Dataset records on visual material:

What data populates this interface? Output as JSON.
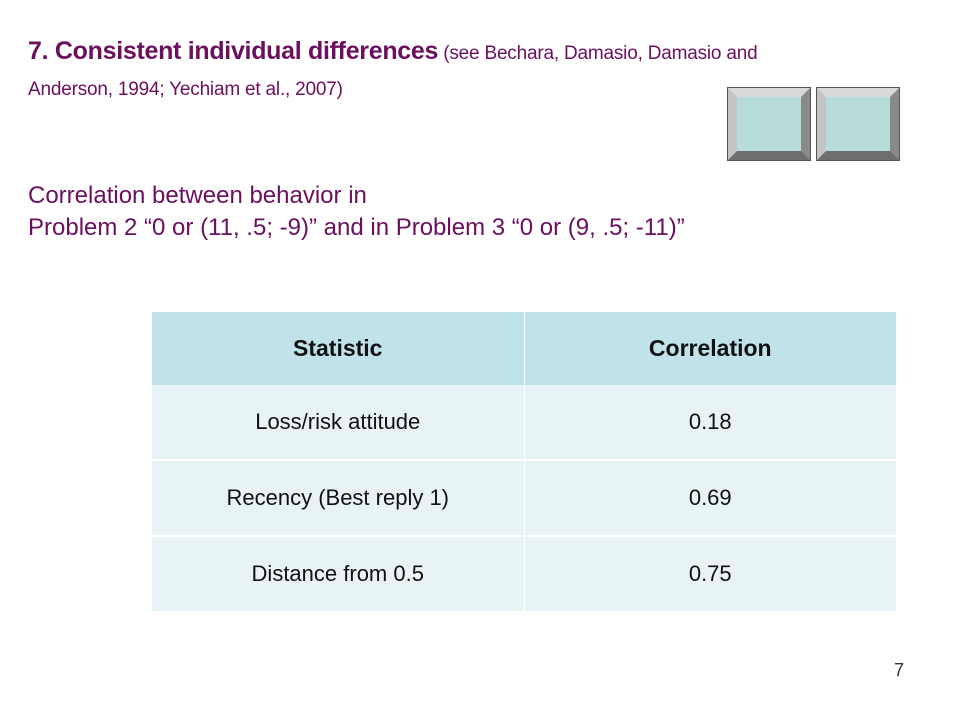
{
  "title": {
    "main": "7. Consistent individual differences",
    "ref_open": " (",
    "ref_see": "see ",
    "ref_names_line1": "Bechara, Damasio, Damasio and",
    "ref_names_line2": "Anderson, 1994; Yechiam et al., 2007",
    "ref_close": ")"
  },
  "subtitle": {
    "line1": "Correlation between behavior in",
    "line2": "Problem 2 “0 or (11, .5; -9)” and in Problem 3 “0 or (9, .5; -11)”"
  },
  "table": {
    "headers": [
      "Statistic",
      "Correlation"
    ],
    "rows": [
      {
        "statistic": "Loss/risk attitude",
        "correlation": "0.18"
      },
      {
        "statistic": "Recency (Best reply 1)",
        "correlation": "0.69"
      },
      {
        "statistic": "Distance from 0.5",
        "correlation": "0.75"
      }
    ]
  },
  "page_number": "7",
  "colors": {
    "title": "#6b0f5e",
    "header_fill": "#bfe3e8",
    "row_fill": "#e7f3f5",
    "bevel_fill": "#b6dcd9"
  }
}
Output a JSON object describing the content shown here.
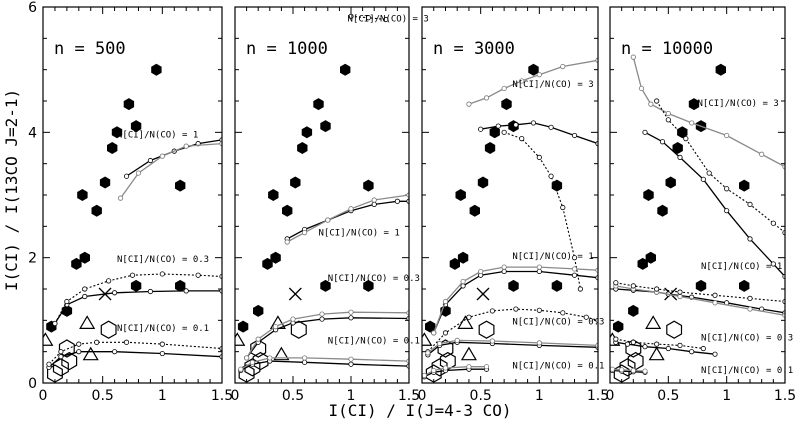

#### [WRITTEN PROBLEM]
Transcribe the records word for word and include no pictures.

#### [SOLUTION]
What data populates this interface? Output as JSON.
{
  "title": {
    "main": "7. Consistent individual differences",
    "ref_open": " (",
    "ref_see": "see ",
    "ref_names_line1": "Bechara, Damasio, Damasio and",
    "ref_names_line2": "Anderson, 1994; Yechiam et al., 2007",
    "ref_close": ")"
  },
  "subtitle": {
    "line1": "Correlation between behavior in",
    "line2": "Problem 2 “0 or (11, .5; -9)” and in Problem 3 “0 or (9, .5; -11)”"
  },
  "table": {
    "headers": [
      "Statistic",
      "Correlation"
    ],
    "rows": [
      {
        "statistic": "Loss/risk attitude",
        "correlation": "0.18"
      },
      {
        "statistic": "Recency (Best reply 1)",
        "correlation": "0.69"
      },
      {
        "statistic": "Distance from 0.5",
        "correlation": "0.75"
      }
    ]
  },
  "page_number": "7",
  "colors": {
    "title": "#6b0f5e",
    "header_fill": "#bfe3e8",
    "row_fill": "#e7f3f5",
    "bevel_fill": "#b6dcd9"
  }
}
Output a JSON object describing the content shown here.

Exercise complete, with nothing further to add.